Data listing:

◇ ◇ ◇ ◇

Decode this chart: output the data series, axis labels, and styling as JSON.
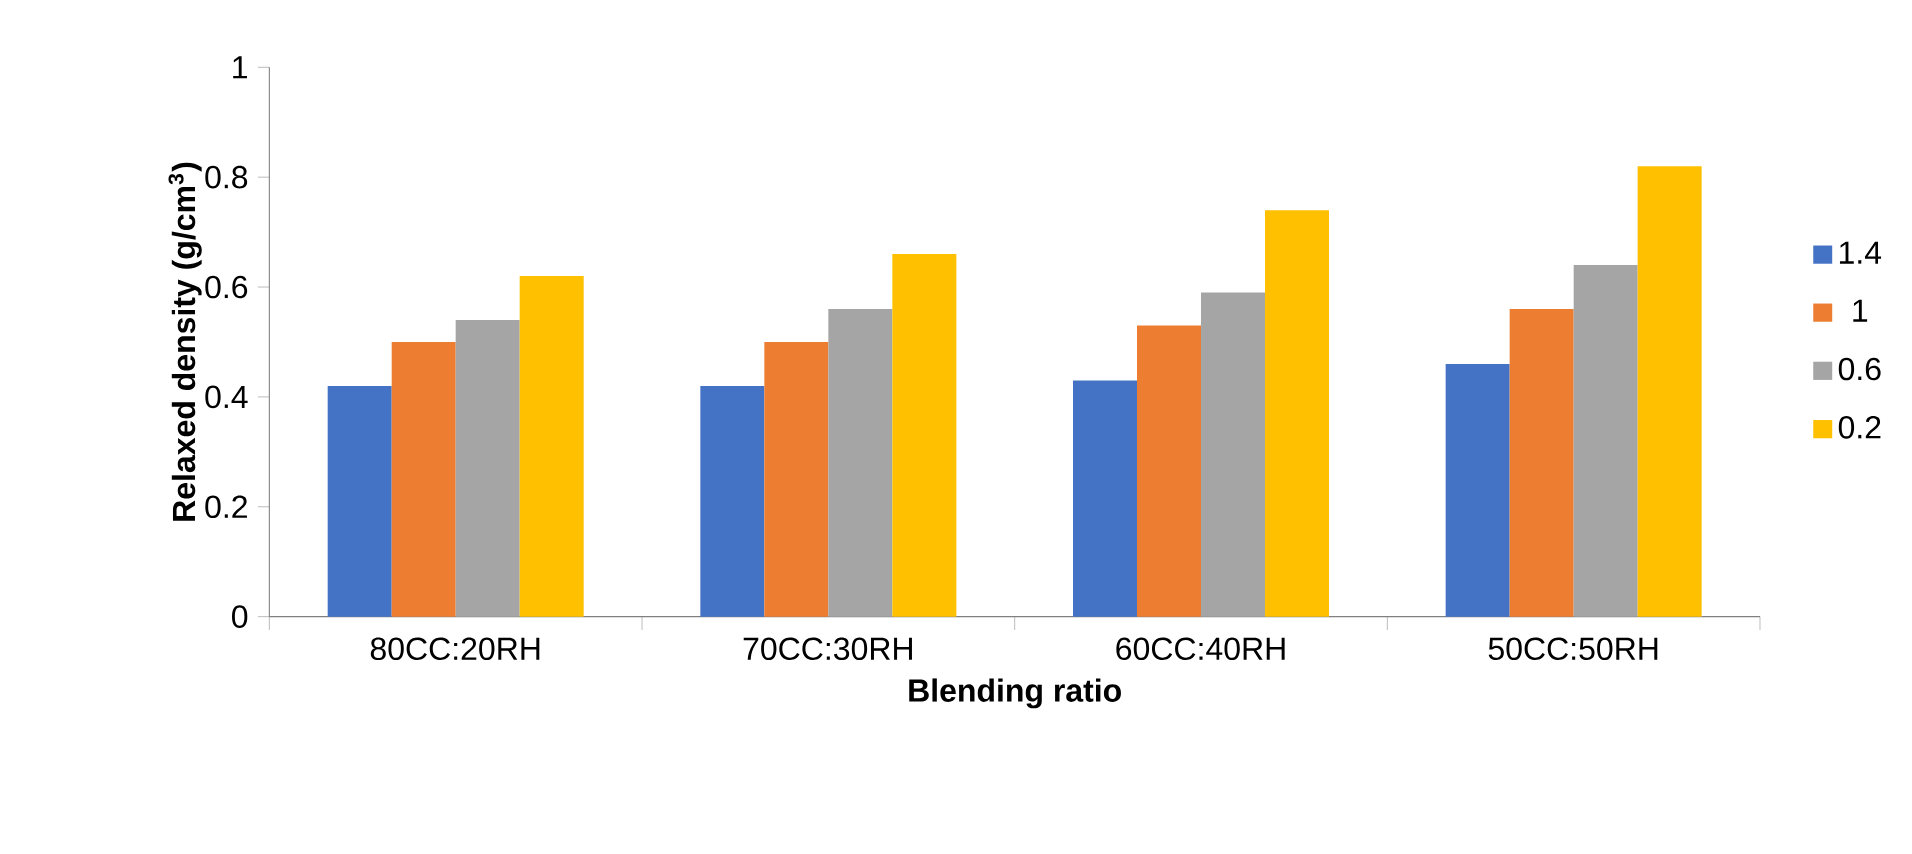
{
  "chart_data": {
    "type": "bar",
    "xlabel": "Blending ratio",
    "ylabel": "**Relaxed density (g/cm$^{3}$)**",
    "categories": [
      "80CC:20RH",
      "70CC:30RH",
      "60CC:40RH",
      "50CC:50RH"
    ],
    "series": [
      {
        "name": "1.4",
        "color": "#4472c4",
        "values": [
          0.42,
          0.42,
          0.43,
          0.46
        ]
      },
      {
        "name": "1",
        "color": "#ed7d31",
        "values": [
          0.5,
          0.5,
          0.53,
          0.56
        ]
      },
      {
        "name": "0.6",
        "color": "#a5a5a5",
        "values": [
          0.54,
          0.56,
          0.59,
          0.64
        ]
      },
      {
        "name": "0.2",
        "color": "#ffc000",
        "values": [
          0.62,
          0.66,
          0.74,
          0.82
        ]
      }
    ],
    "ylim": [
      0,
      1
    ],
    "yticks": [
      0,
      0.2,
      0.4,
      0.6,
      0.8,
      1
    ],
    "grid": false,
    "legend": "right"
  }
}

◇ ◇ ◇ ◇

§ **Job**:
Set down the material above as is, without any pictures.

§ **Exercise solution**:
Decode this chart: output the data series, axis labels, and styling as JSON.
{
  "chart_data": {
    "type": "bar",
    "xlabel": "Blending ratio",
    "ylabel": "**Relaxed density (g/cm$^{3}$)**",
    "categories": [
      "80CC:20RH",
      "70CC:30RH",
      "60CC:40RH",
      "50CC:50RH"
    ],
    "series": [
      {
        "name": "1.4",
        "color": "#4472c4",
        "values": [
          0.42,
          0.42,
          0.43,
          0.46
        ]
      },
      {
        "name": "1",
        "color": "#ed7d31",
        "values": [
          0.5,
          0.5,
          0.53,
          0.56
        ]
      },
      {
        "name": "0.6",
        "color": "#a5a5a5",
        "values": [
          0.54,
          0.56,
          0.59,
          0.64
        ]
      },
      {
        "name": "0.2",
        "color": "#ffc000",
        "values": [
          0.62,
          0.66,
          0.74,
          0.82
        ]
      }
    ],
    "ylim": [
      0,
      1
    ],
    "yticks": [
      0,
      0.2,
      0.4,
      0.6,
      0.8,
      1
    ],
    "grid": false,
    "legend": "right"
  }
}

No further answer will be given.